>> start AVAILABLE DATA

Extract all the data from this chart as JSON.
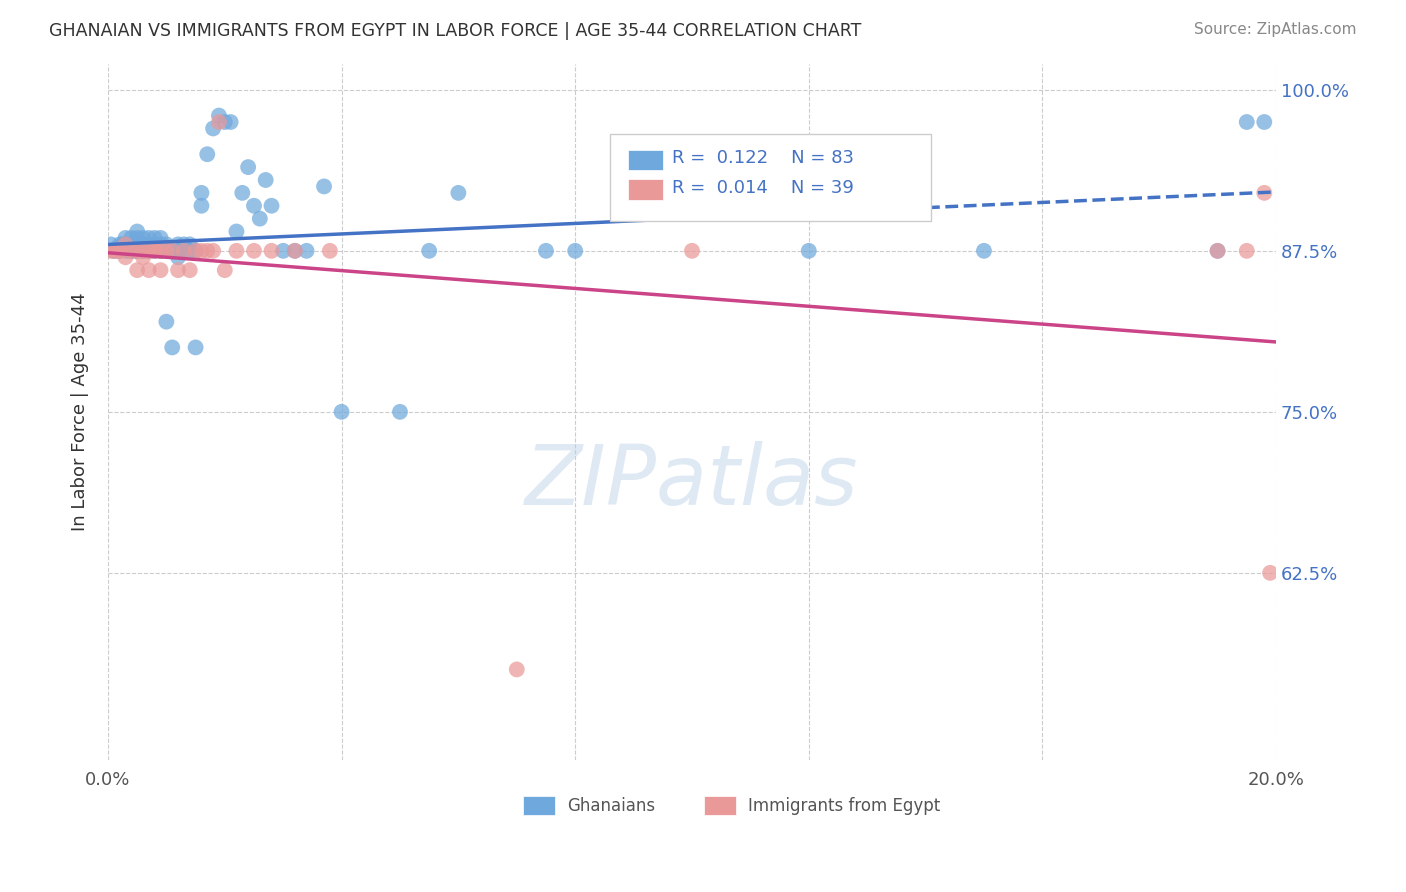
{
  "title": "GHANAIAN VS IMMIGRANTS FROM EGYPT IN LABOR FORCE | AGE 35-44 CORRELATION CHART",
  "source": "Source: ZipAtlas.com",
  "ylabel": "In Labor Force | Age 35-44",
  "xlim": [
    0.0,
    0.2
  ],
  "ylim": [
    0.48,
    1.02
  ],
  "xtick_positions": [
    0.0,
    0.04,
    0.08,
    0.12,
    0.16,
    0.2
  ],
  "xtick_labels": [
    "0.0%",
    "",
    "",
    "",
    "",
    "20.0%"
  ],
  "ytick_positions": [
    0.625,
    0.75,
    0.875,
    1.0
  ],
  "ytick_labels": [
    "62.5%",
    "75.0%",
    "87.5%",
    "100.0%"
  ],
  "background_color": "#ffffff",
  "watermark": "ZIPatlas",
  "blue_color": "#6fa8dc",
  "pink_color": "#ea9999",
  "trend_blue": "#4472c4",
  "trend_pink": "#cc4488",
  "blue_x": [
    0.0005,
    0.001,
    0.0015,
    0.002,
    0.002,
    0.0025,
    0.003,
    0.003,
    0.003,
    0.0035,
    0.004,
    0.004,
    0.004,
    0.004,
    0.0045,
    0.005,
    0.005,
    0.005,
    0.005,
    0.005,
    0.0055,
    0.006,
    0.006,
    0.006,
    0.006,
    0.006,
    0.0065,
    0.007,
    0.007,
    0.007,
    0.007,
    0.0075,
    0.008,
    0.008,
    0.008,
    0.008,
    0.009,
    0.009,
    0.009,
    0.009,
    0.01,
    0.01,
    0.01,
    0.011,
    0.011,
    0.012,
    0.012,
    0.012,
    0.013,
    0.013,
    0.014,
    0.014,
    0.015,
    0.015,
    0.016,
    0.016,
    0.017,
    0.018,
    0.019,
    0.02,
    0.021,
    0.022,
    0.023,
    0.024,
    0.025,
    0.026,
    0.027,
    0.028,
    0.03,
    0.032,
    0.034,
    0.037,
    0.04,
    0.05,
    0.055,
    0.06,
    0.075,
    0.08,
    0.12,
    0.15,
    0.19,
    0.195,
    0.198
  ],
  "blue_y": [
    0.88,
    0.875,
    0.875,
    0.875,
    0.88,
    0.88,
    0.875,
    0.88,
    0.885,
    0.875,
    0.875,
    0.88,
    0.875,
    0.885,
    0.875,
    0.875,
    0.88,
    0.885,
    0.89,
    0.875,
    0.875,
    0.88,
    0.875,
    0.885,
    0.875,
    0.875,
    0.88,
    0.875,
    0.885,
    0.875,
    0.88,
    0.875,
    0.875,
    0.88,
    0.885,
    0.875,
    0.875,
    0.88,
    0.875,
    0.885,
    0.82,
    0.875,
    0.88,
    0.8,
    0.875,
    0.87,
    0.875,
    0.88,
    0.875,
    0.88,
    0.875,
    0.88,
    0.8,
    0.875,
    0.91,
    0.92,
    0.95,
    0.97,
    0.98,
    0.975,
    0.975,
    0.89,
    0.92,
    0.94,
    0.91,
    0.9,
    0.93,
    0.91,
    0.875,
    0.875,
    0.875,
    0.925,
    0.75,
    0.75,
    0.875,
    0.92,
    0.875,
    0.875,
    0.875,
    0.875,
    0.875,
    0.975,
    0.975
  ],
  "pink_x": [
    0.0005,
    0.001,
    0.0015,
    0.002,
    0.003,
    0.003,
    0.004,
    0.005,
    0.005,
    0.006,
    0.006,
    0.007,
    0.007,
    0.008,
    0.008,
    0.009,
    0.009,
    0.01,
    0.011,
    0.012,
    0.013,
    0.014,
    0.015,
    0.016,
    0.017,
    0.018,
    0.019,
    0.02,
    0.022,
    0.025,
    0.028,
    0.032,
    0.038,
    0.07,
    0.1,
    0.19,
    0.195,
    0.198,
    0.199
  ],
  "pink_y": [
    0.875,
    0.875,
    0.875,
    0.875,
    0.88,
    0.87,
    0.875,
    0.875,
    0.86,
    0.87,
    0.875,
    0.875,
    0.86,
    0.875,
    0.875,
    0.86,
    0.875,
    0.875,
    0.875,
    0.86,
    0.875,
    0.86,
    0.875,
    0.875,
    0.875,
    0.875,
    0.975,
    0.86,
    0.875,
    0.875,
    0.875,
    0.875,
    0.875,
    0.55,
    0.875,
    0.875,
    0.875,
    0.92,
    0.625
  ]
}
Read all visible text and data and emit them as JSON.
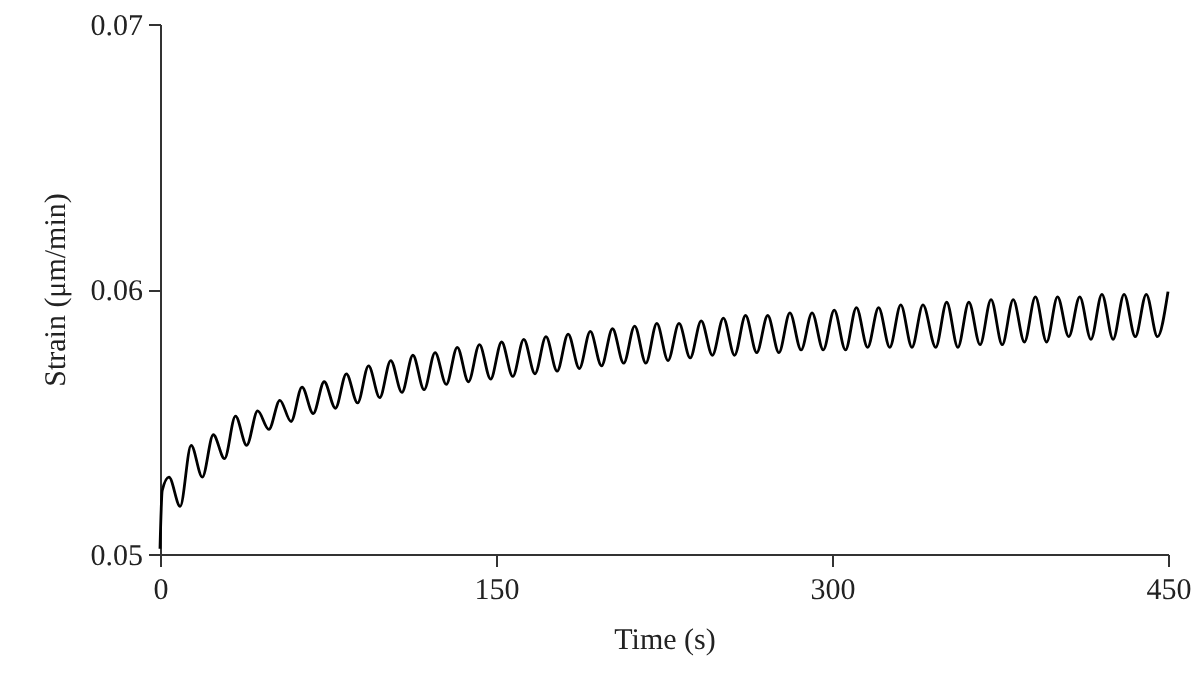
{
  "chart_data": {
    "type": "line",
    "xlabel": "Time (s)",
    "ylabel": "Strain (μm/min)",
    "xlim": [
      0,
      450
    ],
    "xticks": [
      0,
      150,
      300,
      450
    ],
    "ylim": [
      0.05,
      0.07
    ],
    "yticks": [
      0.05,
      0.06,
      0.07
    ],
    "grid": false,
    "marker": "none",
    "line_style": "solid",
    "series": [
      {
        "color": "#000000",
        "x": [
          0,
          1,
          4,
          9,
          13.9,
          18.9,
          23.8,
          28.8,
          33.7,
          38.7,
          43.6,
          48.6,
          53.5,
          58.5,
          63.4,
          68.4,
          73.3,
          78.3,
          83.2,
          88.2,
          93.1,
          98.1,
          103,
          108,
          112.9,
          117.9,
          122.8,
          127.8,
          132.7,
          137.7,
          142.6,
          147.6,
          152.5,
          157.5,
          162.4,
          167.4,
          172.3,
          177.3,
          182.2,
          187.2,
          192.1,
          197.1,
          202,
          207,
          211.9,
          216.9,
          221.8,
          226.8,
          231.7,
          236.7,
          241.6,
          246.6,
          251.5,
          256.5,
          261.4,
          266.4,
          271.3,
          276.3,
          281.2,
          286.2,
          291.1,
          296.1,
          301,
          306,
          310.9,
          315.9,
          320.8,
          325.8,
          330.7,
          335.7,
          340.6,
          346.3,
          351.2,
          356.2,
          361.1,
          366.1,
          371,
          376,
          380.9,
          385.9,
          390.8,
          395.8,
          400.7,
          405.7,
          410.6,
          415.6,
          420.5,
          425.5,
          430.4,
          435.4,
          440.3,
          445.3,
          450
        ],
        "values": [
          0.0502,
          0.0524,
          0.0529,
          0.0518,
          0.0541,
          0.0529,
          0.0545,
          0.0536,
          0.0552,
          0.0541,
          0.0554,
          0.0547,
          0.0558,
          0.055,
          0.0563,
          0.0553,
          0.0565,
          0.0555,
          0.0568,
          0.0557,
          0.0571,
          0.0559,
          0.0573,
          0.0561,
          0.0575,
          0.0562,
          0.0576,
          0.0564,
          0.0578,
          0.0565,
          0.0579,
          0.0566,
          0.058,
          0.0567,
          0.0581,
          0.0568,
          0.0582,
          0.0569,
          0.0583,
          0.057,
          0.0584,
          0.0571,
          0.0585,
          0.0572,
          0.0586,
          0.0572,
          0.0587,
          0.0573,
          0.0587,
          0.0574,
          0.0588,
          0.0575,
          0.0589,
          0.0575,
          0.059,
          0.0576,
          0.059,
          0.0576,
          0.0591,
          0.0577,
          0.0591,
          0.0577,
          0.0592,
          0.0577,
          0.0593,
          0.0578,
          0.0593,
          0.0578,
          0.0594,
          0.0578,
          0.0594,
          0.0578,
          0.0595,
          0.0578,
          0.0595,
          0.0579,
          0.0596,
          0.0579,
          0.0596,
          0.058,
          0.0597,
          0.058,
          0.0597,
          0.0582,
          0.0597,
          0.0581,
          0.0598,
          0.0581,
          0.0598,
          0.0582,
          0.0598,
          0.0582,
          0.0599
        ]
      }
    ]
  }
}
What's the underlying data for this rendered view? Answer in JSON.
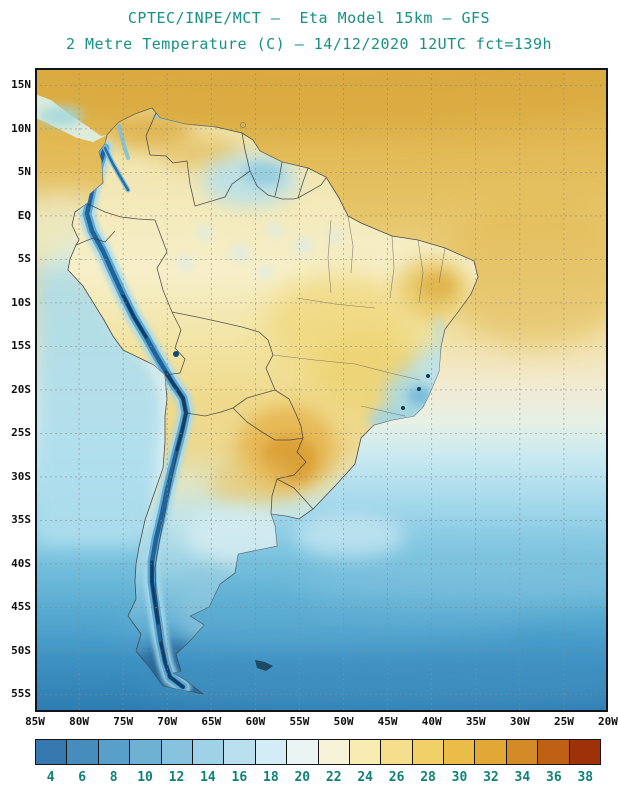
{
  "header": {
    "line1": "CPTEC/INPE/MCT —  Eta Model 15km — GFS",
    "line2": "2 Metre Temperature (C) — 14/12/2020 12UTC fct=139h"
  },
  "axes": {
    "lat_ticks": [
      {
        "label": "15N",
        "deg": 15
      },
      {
        "label": "10N",
        "deg": 10
      },
      {
        "label": "5N",
        "deg": 5
      },
      {
        "label": "EQ",
        "deg": 0
      },
      {
        "label": "5S",
        "deg": -5
      },
      {
        "label": "10S",
        "deg": -10
      },
      {
        "label": "15S",
        "deg": -15
      },
      {
        "label": "20S",
        "deg": -20
      },
      {
        "label": "25S",
        "deg": -25
      },
      {
        "label": "30S",
        "deg": -30
      },
      {
        "label": "35S",
        "deg": -35
      },
      {
        "label": "40S",
        "deg": -40
      },
      {
        "label": "45S",
        "deg": -45
      },
      {
        "label": "50S",
        "deg": -50
      },
      {
        "label": "55S",
        "deg": -55
      }
    ],
    "lon_ticks": [
      {
        "label": "85W",
        "deg": -85
      },
      {
        "label": "80W",
        "deg": -80
      },
      {
        "label": "75W",
        "deg": -75
      },
      {
        "label": "70W",
        "deg": -70
      },
      {
        "label": "65W",
        "deg": -65
      },
      {
        "label": "60W",
        "deg": -60
      },
      {
        "label": "55W",
        "deg": -55
      },
      {
        "label": "50W",
        "deg": -50
      },
      {
        "label": "45W",
        "deg": -45
      },
      {
        "label": "40W",
        "deg": -40
      },
      {
        "label": "35W",
        "deg": -35
      },
      {
        "label": "30W",
        "deg": -30
      },
      {
        "label": "25W",
        "deg": -25
      },
      {
        "label": "20W",
        "deg": -20
      }
    ]
  },
  "colorbar": {
    "values": [
      "4",
      "6",
      "8",
      "10",
      "12",
      "14",
      "16",
      "18",
      "20",
      "22",
      "24",
      "26",
      "28",
      "30",
      "32",
      "34",
      "36",
      "38"
    ],
    "colors": [
      "#3579ae",
      "#468cbc",
      "#589fc9",
      "#6fb1d3",
      "#88c2de",
      "#a0d2e7",
      "#bae0ef",
      "#d3ecf5",
      "#e9f4f3",
      "#f7f3d8",
      "#f8ecb2",
      "#f5df8d",
      "#f0d067",
      "#eabd49",
      "#e1a737",
      "#d48a26",
      "#bf6014",
      "#9d3208"
    ]
  },
  "theme": {
    "title_color": "#169184",
    "axis_label_color": "#101010",
    "colorbar_label_color": "#0f8176",
    "frame_color": "#10141c"
  },
  "map_palette": {
    "ocean_warm": "#e0b44c",
    "ocean_cold": "#2e7cb0",
    "land_warm_cream": "#f6efc9",
    "andes_cold_core": "#0b3e6b",
    "hot_region_orange": "#d99c33"
  }
}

>> end AVAILABLE DATA

— JOB —
Which lines contain the word "ylabel"? Copy each of them.

— ANSWER TO THIS EXERCISE —
  "ylabel": "In Labor Force | Age 35-44",
    "ylabel": "Strain (μm/min)",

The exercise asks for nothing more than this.